*** Opening of EXERCISE INPUTS ***

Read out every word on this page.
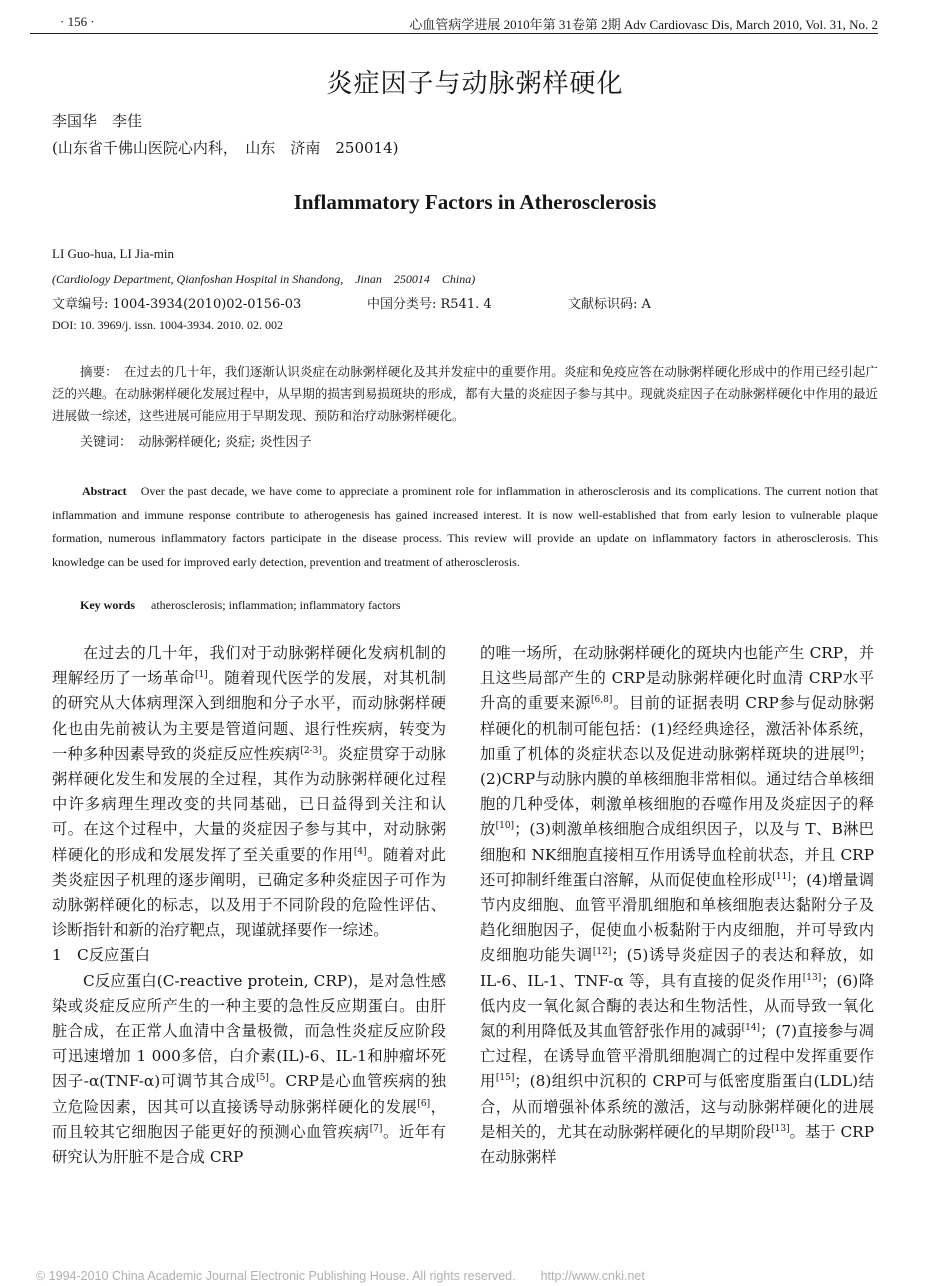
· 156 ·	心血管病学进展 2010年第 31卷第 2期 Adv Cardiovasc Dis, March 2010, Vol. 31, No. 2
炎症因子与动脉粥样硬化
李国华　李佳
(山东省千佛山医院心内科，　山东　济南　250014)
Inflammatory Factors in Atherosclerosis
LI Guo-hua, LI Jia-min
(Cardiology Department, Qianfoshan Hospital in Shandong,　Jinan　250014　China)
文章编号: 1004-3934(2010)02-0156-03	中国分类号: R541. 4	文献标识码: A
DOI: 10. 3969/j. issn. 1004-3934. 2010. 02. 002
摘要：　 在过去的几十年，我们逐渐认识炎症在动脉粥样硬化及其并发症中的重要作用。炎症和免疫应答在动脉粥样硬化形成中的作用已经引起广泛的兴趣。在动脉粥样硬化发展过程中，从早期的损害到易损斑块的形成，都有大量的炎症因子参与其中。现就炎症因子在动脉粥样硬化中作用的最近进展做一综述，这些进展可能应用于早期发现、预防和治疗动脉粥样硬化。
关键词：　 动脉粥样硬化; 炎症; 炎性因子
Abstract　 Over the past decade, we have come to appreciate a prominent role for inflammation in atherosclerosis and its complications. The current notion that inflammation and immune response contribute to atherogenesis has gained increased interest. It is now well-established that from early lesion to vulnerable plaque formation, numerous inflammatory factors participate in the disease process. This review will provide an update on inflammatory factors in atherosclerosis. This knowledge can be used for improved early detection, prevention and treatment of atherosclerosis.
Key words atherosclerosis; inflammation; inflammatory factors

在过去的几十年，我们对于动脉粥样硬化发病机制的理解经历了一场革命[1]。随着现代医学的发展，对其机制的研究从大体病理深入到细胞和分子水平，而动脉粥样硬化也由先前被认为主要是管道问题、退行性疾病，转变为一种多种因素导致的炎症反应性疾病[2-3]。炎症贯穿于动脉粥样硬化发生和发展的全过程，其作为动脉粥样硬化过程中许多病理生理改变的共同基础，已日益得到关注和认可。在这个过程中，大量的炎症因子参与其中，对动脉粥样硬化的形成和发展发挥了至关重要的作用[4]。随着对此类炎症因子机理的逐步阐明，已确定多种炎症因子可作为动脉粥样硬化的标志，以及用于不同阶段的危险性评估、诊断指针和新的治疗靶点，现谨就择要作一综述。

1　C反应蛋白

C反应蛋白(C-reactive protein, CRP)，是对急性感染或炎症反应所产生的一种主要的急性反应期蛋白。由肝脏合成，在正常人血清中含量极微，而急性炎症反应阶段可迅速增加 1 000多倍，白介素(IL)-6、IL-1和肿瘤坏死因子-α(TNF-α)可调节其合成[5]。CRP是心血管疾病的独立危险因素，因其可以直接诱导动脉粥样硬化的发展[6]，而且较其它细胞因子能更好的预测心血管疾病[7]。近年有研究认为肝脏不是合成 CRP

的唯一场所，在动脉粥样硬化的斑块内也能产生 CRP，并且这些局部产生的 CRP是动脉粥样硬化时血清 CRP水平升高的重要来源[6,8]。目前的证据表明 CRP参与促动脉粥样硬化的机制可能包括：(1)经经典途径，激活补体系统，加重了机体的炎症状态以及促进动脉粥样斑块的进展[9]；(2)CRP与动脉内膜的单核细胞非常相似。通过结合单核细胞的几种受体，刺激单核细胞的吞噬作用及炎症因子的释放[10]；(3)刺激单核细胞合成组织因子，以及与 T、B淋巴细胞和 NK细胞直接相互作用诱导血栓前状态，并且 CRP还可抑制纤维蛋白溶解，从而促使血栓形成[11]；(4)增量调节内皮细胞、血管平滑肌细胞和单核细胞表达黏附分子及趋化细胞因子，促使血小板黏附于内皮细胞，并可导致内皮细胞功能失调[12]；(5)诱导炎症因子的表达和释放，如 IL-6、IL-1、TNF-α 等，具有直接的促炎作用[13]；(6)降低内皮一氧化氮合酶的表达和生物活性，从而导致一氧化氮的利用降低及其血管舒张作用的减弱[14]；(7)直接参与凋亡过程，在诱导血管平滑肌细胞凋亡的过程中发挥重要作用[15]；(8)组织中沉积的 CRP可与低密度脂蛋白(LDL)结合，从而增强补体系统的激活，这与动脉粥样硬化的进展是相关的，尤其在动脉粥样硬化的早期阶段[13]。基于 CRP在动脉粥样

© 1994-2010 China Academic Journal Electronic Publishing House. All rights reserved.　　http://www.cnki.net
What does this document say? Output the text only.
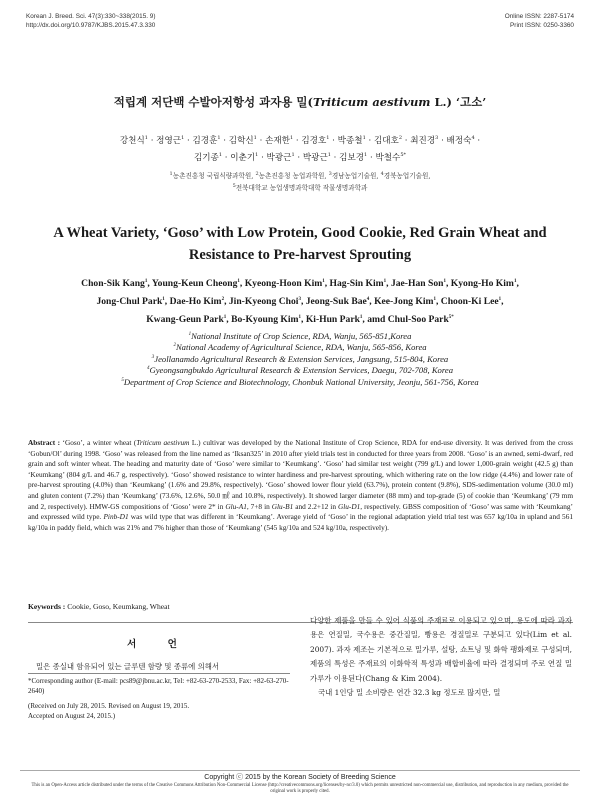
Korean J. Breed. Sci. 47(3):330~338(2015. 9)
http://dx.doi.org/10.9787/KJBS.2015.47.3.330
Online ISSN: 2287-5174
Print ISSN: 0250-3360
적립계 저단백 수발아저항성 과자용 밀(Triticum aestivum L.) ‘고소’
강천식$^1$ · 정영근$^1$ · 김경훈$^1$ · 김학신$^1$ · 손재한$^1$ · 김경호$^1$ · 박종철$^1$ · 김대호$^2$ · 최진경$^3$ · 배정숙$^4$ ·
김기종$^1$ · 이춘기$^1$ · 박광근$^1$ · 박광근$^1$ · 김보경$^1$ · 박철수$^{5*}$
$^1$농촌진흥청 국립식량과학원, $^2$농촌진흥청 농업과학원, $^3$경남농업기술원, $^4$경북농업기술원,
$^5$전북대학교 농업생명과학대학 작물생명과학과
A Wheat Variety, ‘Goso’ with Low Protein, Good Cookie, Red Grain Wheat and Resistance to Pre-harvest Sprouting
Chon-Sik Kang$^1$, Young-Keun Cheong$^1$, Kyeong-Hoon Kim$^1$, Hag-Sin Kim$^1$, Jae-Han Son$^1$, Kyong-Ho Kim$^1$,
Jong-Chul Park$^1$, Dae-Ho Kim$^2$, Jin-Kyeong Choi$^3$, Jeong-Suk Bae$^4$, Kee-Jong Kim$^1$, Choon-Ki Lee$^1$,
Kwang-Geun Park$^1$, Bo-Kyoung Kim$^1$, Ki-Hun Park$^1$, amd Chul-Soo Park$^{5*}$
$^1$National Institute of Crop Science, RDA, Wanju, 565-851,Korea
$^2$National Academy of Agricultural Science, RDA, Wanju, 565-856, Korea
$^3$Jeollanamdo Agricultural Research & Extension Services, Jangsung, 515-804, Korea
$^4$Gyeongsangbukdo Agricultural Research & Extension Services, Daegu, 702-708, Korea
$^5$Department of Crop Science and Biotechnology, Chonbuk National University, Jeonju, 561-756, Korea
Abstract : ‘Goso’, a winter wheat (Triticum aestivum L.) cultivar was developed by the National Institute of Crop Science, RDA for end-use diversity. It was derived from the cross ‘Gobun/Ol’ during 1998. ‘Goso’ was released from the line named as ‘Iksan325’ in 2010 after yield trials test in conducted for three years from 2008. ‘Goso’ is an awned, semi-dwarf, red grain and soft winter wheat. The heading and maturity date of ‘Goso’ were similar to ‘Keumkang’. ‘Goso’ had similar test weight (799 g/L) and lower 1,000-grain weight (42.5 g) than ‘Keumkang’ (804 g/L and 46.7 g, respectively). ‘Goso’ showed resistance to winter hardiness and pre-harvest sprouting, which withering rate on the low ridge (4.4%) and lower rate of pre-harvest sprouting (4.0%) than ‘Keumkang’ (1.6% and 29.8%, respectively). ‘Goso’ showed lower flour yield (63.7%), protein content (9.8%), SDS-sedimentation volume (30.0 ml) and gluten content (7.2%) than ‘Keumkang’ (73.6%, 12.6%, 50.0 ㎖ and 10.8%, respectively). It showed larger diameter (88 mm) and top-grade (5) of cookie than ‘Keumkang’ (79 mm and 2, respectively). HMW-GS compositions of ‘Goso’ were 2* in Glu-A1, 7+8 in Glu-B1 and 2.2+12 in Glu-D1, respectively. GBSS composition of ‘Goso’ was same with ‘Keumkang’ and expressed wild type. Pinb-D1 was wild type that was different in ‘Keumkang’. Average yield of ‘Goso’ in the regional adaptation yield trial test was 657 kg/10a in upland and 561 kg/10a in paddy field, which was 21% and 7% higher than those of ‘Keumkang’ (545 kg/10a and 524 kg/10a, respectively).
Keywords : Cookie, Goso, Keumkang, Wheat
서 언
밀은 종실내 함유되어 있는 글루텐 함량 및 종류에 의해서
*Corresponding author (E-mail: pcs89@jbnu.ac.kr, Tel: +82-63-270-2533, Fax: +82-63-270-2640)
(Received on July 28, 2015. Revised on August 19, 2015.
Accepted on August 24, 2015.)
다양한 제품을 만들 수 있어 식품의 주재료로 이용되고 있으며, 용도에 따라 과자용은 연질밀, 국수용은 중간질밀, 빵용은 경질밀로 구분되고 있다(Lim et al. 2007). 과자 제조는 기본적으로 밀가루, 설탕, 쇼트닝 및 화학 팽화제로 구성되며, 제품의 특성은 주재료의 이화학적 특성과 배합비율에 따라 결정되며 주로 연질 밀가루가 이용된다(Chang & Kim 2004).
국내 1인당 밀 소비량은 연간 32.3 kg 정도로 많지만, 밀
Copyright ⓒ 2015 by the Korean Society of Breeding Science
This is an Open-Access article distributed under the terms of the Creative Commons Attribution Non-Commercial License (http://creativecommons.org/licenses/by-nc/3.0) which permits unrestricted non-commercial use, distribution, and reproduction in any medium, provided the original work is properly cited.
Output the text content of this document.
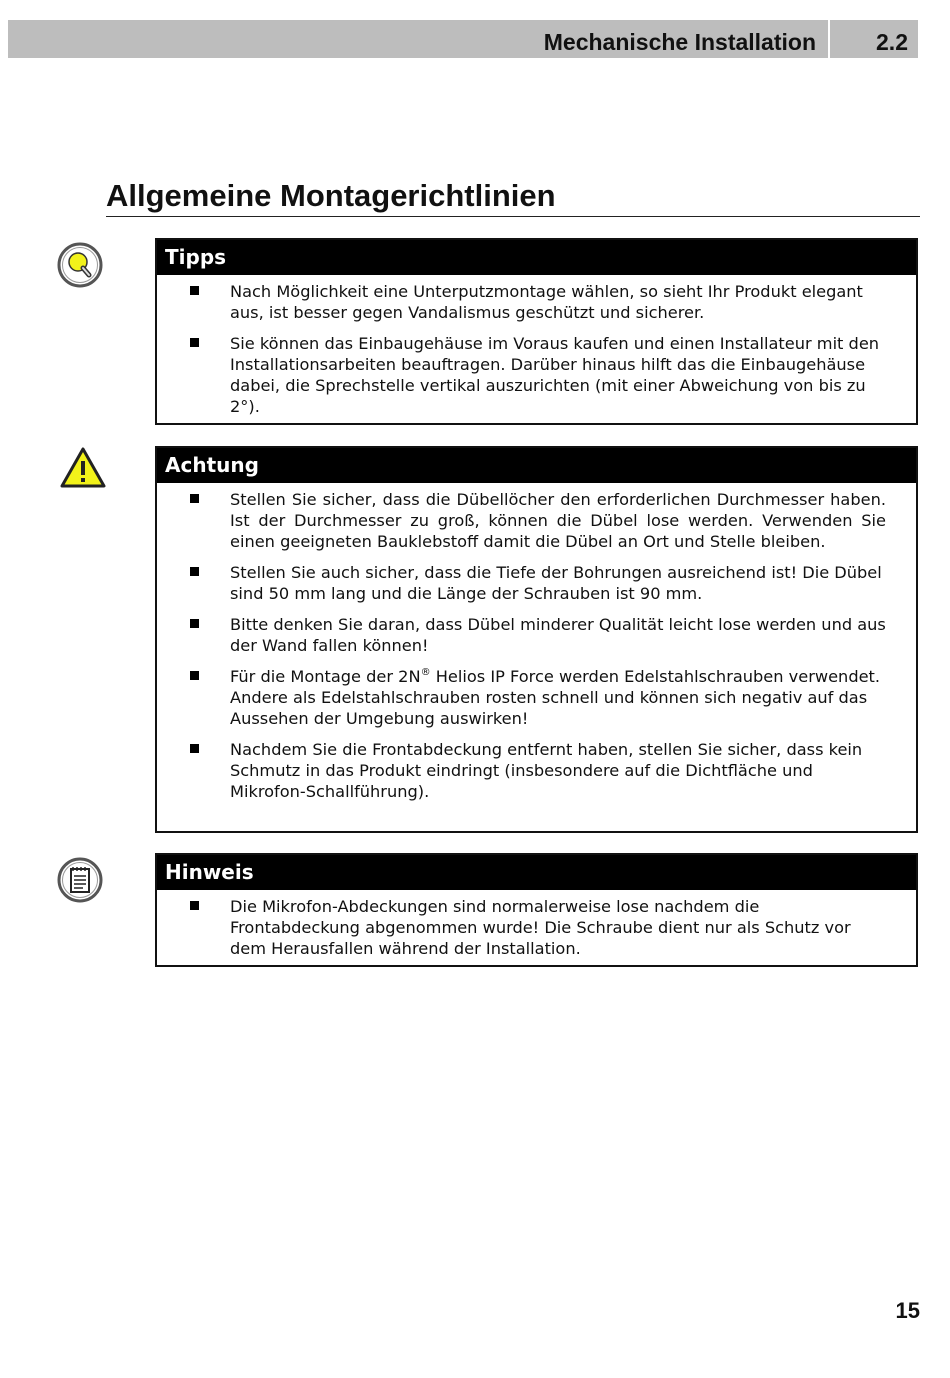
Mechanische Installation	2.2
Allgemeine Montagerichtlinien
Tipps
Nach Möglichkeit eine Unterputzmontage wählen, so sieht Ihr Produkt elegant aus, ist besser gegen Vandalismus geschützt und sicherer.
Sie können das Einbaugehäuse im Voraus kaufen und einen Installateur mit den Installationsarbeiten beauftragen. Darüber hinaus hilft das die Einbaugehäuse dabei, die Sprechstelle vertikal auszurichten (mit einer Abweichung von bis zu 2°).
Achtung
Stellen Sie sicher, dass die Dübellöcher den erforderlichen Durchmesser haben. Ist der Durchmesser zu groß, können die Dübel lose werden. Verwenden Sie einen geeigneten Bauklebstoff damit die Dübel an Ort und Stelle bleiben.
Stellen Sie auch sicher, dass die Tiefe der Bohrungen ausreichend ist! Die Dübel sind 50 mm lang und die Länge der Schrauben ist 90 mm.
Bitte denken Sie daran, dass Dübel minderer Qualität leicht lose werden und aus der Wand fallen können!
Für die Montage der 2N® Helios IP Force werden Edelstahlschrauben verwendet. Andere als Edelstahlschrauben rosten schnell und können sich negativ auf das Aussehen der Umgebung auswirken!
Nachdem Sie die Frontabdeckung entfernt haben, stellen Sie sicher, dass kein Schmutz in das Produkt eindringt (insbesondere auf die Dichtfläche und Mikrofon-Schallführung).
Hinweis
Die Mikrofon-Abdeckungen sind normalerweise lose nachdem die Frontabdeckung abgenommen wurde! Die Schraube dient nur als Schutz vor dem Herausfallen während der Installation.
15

*** Close of EXERCISE INPUTS ***

TASK:
Pull out all lines from the entries above in which the word "Frontabdeckung" appears.

SOLUTION TO THIS PROBLEM:
Nachdem Sie die Frontabdeckung entfernt haben, stellen Sie sicher, dass kein Schmutz in das Produkt eindringt (insbesondere auf die Dichtfläche und Mikrofon-Schallführung).
Die Mikrofon-Abdeckungen sind normalerweise lose nachdem die Frontabdeckung abgenommen wurde! Die Schraube dient nur als Schutz vor dem Herausfallen während der Installation.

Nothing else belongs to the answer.